Goals:
1 - In the news release about AB 2125, who authored the new law?
2 - From the news release about AB 2125, copy word for word the passage between "Governor Brown Signs" and "California Secretary of State Alex Padilla.", inclusive.

Governor Brown Signs Bill Paving the way for County Elections Officials to Conduct Post-Election Risk-limiting Audits

SACRAMENTO - Governor Jerry Brown has signed AB 2125, paving the way for California county elections officials to conduct post-election risk-limiting audits in future elections. The new law was authored by Assemblymember Bill Quirk (D-Hayward) and sponsored by California Secretary of State Alex Padilla.

“Post-election risk-limiting audits are a major step towards increasing the transparency and ensuring the integrity of elections in California,” said Secretary of State Alex Padilla. “Voter confidence in elections and vote results is vital to the health of our democracy. However, cyber threats to our elections are the new norm and they’re not going away. Elections officials must take every measure to ensure voters the accuracy and integrity of election results. By signing this measure, Governor Brown has made it easier for county elections officials to adopt post-election risk-limiting audits, helping keep California at the forefront of election security.”

Each county is required by law to perform a post-election audit to confirm the accuracy and integrity of the results. For years, state law has specified a post-election audit consisting of a manual tally of one-percent of the precincts. The manual tally results must match the machine tally results. Risk-limiting audits provide a more robust methodology of ballot review resulting in a greater level of confidence in the accuracy and integrity of the results. AB 2125 further specifies that the audit be of paper ballots.

Beginning in the statewide primary election in 2020, county elections officials will have the improved option of conducting a risk-limiting audit in lieu of the one-percent manual tally.

The Secretary of State’s office will consult with statistical experts, election verification and integrity stakeholders, voting system manufacturers, and local election officials to develop audit regulations and procedures. The auditing process will be observable to the public, and the methods that election officials utilize to select the ballots in the auditing process will also be publicly disclosed.

Rows:
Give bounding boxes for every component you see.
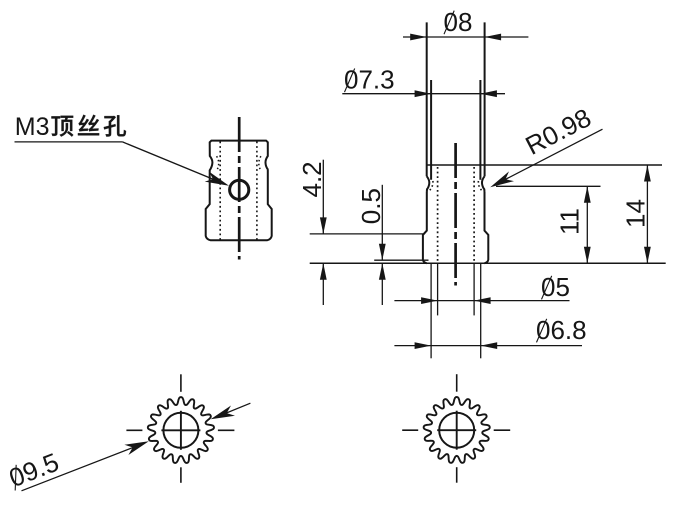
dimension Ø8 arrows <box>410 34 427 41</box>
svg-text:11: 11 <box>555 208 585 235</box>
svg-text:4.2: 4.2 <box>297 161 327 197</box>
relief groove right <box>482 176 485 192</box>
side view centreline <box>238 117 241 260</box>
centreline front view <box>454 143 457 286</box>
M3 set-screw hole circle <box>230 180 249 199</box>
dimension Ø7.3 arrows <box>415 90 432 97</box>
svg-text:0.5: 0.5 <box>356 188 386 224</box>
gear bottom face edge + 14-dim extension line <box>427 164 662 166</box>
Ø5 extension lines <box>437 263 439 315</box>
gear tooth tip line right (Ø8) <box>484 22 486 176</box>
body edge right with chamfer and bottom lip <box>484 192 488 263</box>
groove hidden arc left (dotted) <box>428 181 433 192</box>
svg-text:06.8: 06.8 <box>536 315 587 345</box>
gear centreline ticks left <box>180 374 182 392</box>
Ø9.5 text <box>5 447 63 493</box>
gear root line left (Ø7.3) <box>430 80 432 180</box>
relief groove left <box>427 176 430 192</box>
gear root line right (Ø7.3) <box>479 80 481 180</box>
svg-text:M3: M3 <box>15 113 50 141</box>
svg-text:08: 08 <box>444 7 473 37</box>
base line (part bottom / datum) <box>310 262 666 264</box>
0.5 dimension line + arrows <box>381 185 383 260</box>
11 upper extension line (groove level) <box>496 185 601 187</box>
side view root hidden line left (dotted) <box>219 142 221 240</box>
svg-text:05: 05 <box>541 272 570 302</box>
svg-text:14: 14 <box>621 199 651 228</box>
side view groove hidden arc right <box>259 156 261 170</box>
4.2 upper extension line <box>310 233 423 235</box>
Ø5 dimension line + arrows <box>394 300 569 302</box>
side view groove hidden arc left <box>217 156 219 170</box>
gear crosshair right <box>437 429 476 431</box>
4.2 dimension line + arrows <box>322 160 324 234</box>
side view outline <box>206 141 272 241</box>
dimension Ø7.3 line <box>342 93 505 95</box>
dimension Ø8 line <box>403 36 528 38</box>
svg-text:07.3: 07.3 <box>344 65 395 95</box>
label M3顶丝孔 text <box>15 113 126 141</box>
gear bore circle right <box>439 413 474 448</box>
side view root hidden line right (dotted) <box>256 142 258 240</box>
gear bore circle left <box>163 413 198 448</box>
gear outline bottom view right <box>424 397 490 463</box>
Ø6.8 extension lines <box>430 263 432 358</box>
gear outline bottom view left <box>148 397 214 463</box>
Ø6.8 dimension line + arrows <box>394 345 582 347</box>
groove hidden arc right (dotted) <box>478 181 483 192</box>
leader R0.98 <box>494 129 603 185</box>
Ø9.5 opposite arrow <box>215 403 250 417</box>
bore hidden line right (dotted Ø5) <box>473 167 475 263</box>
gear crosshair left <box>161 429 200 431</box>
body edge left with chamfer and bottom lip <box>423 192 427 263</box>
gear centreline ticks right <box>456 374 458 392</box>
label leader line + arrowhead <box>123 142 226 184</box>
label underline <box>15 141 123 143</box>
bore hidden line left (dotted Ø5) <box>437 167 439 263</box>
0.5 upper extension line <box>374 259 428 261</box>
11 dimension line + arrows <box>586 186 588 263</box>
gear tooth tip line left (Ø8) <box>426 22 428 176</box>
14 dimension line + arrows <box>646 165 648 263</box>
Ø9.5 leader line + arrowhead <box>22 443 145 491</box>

...

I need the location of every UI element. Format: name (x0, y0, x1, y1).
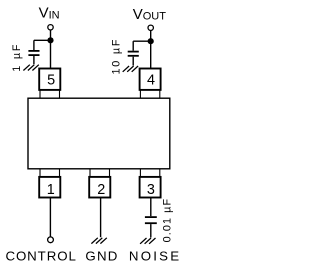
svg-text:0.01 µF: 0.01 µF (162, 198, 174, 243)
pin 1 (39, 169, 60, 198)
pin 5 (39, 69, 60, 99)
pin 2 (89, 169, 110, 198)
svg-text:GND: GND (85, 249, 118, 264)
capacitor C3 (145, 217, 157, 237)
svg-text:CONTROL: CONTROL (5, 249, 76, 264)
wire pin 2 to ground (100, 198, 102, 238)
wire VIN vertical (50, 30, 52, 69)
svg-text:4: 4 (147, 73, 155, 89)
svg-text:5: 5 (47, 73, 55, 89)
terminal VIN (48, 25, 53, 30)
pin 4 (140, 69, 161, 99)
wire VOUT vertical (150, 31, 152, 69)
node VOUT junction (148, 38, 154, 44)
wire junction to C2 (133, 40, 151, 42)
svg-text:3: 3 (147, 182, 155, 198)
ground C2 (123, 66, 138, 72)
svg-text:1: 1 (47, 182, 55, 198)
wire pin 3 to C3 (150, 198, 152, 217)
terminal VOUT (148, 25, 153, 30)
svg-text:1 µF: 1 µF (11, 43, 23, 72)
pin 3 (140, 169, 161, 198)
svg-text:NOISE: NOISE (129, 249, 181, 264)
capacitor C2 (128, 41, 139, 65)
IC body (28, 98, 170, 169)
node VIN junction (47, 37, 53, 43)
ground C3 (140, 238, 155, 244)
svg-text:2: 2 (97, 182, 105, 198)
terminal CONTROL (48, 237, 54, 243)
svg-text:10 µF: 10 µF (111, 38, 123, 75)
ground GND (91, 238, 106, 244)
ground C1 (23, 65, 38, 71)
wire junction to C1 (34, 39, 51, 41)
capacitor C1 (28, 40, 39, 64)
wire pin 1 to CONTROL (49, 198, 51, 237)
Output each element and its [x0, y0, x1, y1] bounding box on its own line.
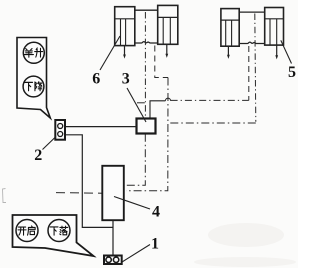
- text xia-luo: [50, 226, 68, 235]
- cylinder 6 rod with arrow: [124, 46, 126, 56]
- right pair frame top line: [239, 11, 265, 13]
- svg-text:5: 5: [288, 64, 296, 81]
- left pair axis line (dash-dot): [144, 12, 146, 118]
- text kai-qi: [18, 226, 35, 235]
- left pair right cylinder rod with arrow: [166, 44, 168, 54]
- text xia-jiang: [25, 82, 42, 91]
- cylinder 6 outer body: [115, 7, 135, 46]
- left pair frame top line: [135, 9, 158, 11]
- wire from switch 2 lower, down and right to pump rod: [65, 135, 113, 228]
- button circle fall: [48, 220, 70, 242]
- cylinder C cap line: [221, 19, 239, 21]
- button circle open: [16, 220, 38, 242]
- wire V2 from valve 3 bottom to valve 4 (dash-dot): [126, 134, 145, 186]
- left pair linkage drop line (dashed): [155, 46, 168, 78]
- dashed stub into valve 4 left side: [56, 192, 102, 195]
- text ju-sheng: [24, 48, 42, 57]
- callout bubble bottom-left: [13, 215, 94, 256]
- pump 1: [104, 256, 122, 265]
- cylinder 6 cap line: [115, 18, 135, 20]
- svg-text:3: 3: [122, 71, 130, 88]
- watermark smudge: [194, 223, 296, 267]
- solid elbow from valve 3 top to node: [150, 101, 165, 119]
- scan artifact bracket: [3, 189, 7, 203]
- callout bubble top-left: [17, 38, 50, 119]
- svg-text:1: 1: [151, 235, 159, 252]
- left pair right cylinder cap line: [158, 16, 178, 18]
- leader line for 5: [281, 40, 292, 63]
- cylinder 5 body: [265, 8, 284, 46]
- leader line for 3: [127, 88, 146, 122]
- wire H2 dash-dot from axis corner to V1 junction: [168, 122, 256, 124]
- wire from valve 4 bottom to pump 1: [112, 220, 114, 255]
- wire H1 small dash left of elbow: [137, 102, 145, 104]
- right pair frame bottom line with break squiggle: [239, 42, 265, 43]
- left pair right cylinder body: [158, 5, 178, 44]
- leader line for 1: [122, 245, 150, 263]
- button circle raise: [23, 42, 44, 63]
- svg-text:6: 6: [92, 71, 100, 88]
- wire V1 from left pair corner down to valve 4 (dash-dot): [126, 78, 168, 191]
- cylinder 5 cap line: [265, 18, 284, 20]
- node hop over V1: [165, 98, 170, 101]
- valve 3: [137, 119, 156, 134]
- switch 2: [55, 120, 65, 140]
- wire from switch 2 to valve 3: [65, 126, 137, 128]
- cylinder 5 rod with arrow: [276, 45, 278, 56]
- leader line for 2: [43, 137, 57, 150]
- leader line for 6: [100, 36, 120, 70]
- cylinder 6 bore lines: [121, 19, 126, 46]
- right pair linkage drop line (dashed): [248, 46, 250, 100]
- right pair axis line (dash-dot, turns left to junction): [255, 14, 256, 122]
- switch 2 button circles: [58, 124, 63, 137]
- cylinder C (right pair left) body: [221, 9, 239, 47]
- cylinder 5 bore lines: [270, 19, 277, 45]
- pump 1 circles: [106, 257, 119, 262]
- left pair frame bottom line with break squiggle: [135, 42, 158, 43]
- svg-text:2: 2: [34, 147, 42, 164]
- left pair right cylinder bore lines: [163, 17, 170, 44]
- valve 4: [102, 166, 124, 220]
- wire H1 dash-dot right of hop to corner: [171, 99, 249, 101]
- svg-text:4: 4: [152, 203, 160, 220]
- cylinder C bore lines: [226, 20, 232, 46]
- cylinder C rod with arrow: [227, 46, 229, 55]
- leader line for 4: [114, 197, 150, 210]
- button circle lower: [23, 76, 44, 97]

Answers:
1 - Assemblymember Bill Quirk (D-Hayward) authored it.

2 -
Governor Brown Signs Bill Paving the way for County Elections Officials to Conduct Post-Election Risk-limiting Audits

SACRAMENTO - Governor Jerry Brown has signed AB 2125, paving the way for California county elections officials to conduct post-election risk-limiting audits in future elections. The new law was authored by Assemblymember Bill Quirk (D-Hayward) and sponsored by California Secretary of State Alex Padilla.